Task statement:
Repeat every record below exactly as written.

Figure collection entries
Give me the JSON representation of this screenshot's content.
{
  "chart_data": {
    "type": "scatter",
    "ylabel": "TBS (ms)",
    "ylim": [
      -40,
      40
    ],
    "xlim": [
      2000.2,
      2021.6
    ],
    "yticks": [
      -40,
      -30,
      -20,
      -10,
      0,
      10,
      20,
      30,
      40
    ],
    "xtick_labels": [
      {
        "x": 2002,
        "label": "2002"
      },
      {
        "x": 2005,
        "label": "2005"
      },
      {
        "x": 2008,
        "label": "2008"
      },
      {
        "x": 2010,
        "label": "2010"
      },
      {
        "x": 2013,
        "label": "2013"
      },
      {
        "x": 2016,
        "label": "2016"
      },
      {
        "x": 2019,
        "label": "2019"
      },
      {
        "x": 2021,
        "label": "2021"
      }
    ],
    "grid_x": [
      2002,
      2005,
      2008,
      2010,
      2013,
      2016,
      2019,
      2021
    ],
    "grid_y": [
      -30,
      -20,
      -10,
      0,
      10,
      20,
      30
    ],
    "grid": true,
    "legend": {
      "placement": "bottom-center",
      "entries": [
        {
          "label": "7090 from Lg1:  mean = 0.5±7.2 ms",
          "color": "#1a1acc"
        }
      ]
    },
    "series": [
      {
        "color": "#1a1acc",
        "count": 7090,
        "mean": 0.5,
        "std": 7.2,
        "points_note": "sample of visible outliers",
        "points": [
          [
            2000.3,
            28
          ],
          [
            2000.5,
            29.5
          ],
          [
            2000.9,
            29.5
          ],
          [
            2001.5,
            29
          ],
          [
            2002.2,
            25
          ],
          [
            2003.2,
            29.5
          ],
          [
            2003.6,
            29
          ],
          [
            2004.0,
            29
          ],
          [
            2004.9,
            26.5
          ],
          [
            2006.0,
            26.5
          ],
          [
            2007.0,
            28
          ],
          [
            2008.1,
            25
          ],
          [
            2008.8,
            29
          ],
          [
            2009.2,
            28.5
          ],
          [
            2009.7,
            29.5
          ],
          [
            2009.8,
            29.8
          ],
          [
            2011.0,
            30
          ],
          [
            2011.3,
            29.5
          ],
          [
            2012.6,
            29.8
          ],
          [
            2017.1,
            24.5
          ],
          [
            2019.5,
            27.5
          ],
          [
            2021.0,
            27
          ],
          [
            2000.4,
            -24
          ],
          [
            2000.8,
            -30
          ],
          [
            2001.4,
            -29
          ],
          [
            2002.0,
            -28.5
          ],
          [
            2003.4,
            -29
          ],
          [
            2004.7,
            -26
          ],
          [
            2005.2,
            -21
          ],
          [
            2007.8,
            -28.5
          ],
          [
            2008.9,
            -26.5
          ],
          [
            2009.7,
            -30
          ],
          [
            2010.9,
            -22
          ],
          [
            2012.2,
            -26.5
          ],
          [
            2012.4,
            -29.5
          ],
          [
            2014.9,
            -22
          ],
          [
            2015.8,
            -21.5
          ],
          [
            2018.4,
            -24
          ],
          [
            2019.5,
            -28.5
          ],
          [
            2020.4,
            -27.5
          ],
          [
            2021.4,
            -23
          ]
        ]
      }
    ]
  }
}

Written solution:
Give me the JSON representation of this screenshot's content.
{
  "chart_data": {
    "type": "scatter",
    "ylabel": "TBS (ms)",
    "ylim": [
      -40,
      40
    ],
    "xlim": [
      2000.2,
      2021.6
    ],
    "yticks": [
      -40,
      -30,
      -20,
      -10,
      0,
      10,
      20,
      30,
      40
    ],
    "xtick_labels": [
      {
        "x": 2002,
        "label": "2002"
      },
      {
        "x": 2005,
        "label": "2005"
      },
      {
        "x": 2008,
        "label": "2008"
      },
      {
        "x": 2010,
        "label": "2010"
      },
      {
        "x": 2013,
        "label": "2013"
      },
      {
        "x": 2016,
        "label": "2016"
      },
      {
        "x": 2019,
        "label": "2019"
      },
      {
        "x": 2021,
        "label": "2021"
      }
    ],
    "grid_x": [
      2002,
      2005,
      2008,
      2010,
      2013,
      2016,
      2019,
      2021
    ],
    "grid_y": [
      -30,
      -20,
      -10,
      0,
      10,
      20,
      30
    ],
    "grid": true,
    "legend": {
      "placement": "bottom-center",
      "entries": [
        {
          "label": "7090 from Lg1:  mean = 0.5±7.2 ms",
          "color": "#1a1acc"
        }
      ]
    },
    "series": [
      {
        "color": "#1a1acc",
        "count": 7090,
        "mean": 0.5,
        "std": 7.2,
        "points_note": "sample of visible outliers",
        "points": [
          [
            2000.3,
            28
          ],
          [
            2000.5,
            29.5
          ],
          [
            2000.9,
            29.5
          ],
          [
            2001.5,
            29
          ],
          [
            2002.2,
            25
          ],
          [
            2003.2,
            29.5
          ],
          [
            2003.6,
            29
          ],
          [
            2004.0,
            29
          ],
          [
            2004.9,
            26.5
          ],
          [
            2006.0,
            26.5
          ],
          [
            2007.0,
            28
          ],
          [
            2008.1,
            25
          ],
          [
            2008.8,
            29
          ],
          [
            2009.2,
            28.5
          ],
          [
            2009.7,
            29.5
          ],
          [
            2009.8,
            29.8
          ],
          [
            2011.0,
            30
          ],
          [
            2011.3,
            29.5
          ],
          [
            2012.6,
            29.8
          ],
          [
            2017.1,
            24.5
          ],
          [
            2019.5,
            27.5
          ],
          [
            2021.0,
            27
          ],
          [
            2000.4,
            -24
          ],
          [
            2000.8,
            -30
          ],
          [
            2001.4,
            -29
          ],
          [
            2002.0,
            -28.5
          ],
          [
            2003.4,
            -29
          ],
          [
            2004.7,
            -26
          ],
          [
            2005.2,
            -21
          ],
          [
            2007.8,
            -28.5
          ],
          [
            2008.9,
            -26.5
          ],
          [
            2009.7,
            -30
          ],
          [
            2010.9,
            -22
          ],
          [
            2012.2,
            -26.5
          ],
          [
            2012.4,
            -29.5
          ],
          [
            2014.9,
            -22
          ],
          [
            2015.8,
            -21.5
          ],
          [
            2018.4,
            -24
          ],
          [
            2019.5,
            -28.5
          ],
          [
            2020.4,
            -27.5
          ],
          [
            2021.4,
            -23
          ]
        ]
      }
    ]
  }
}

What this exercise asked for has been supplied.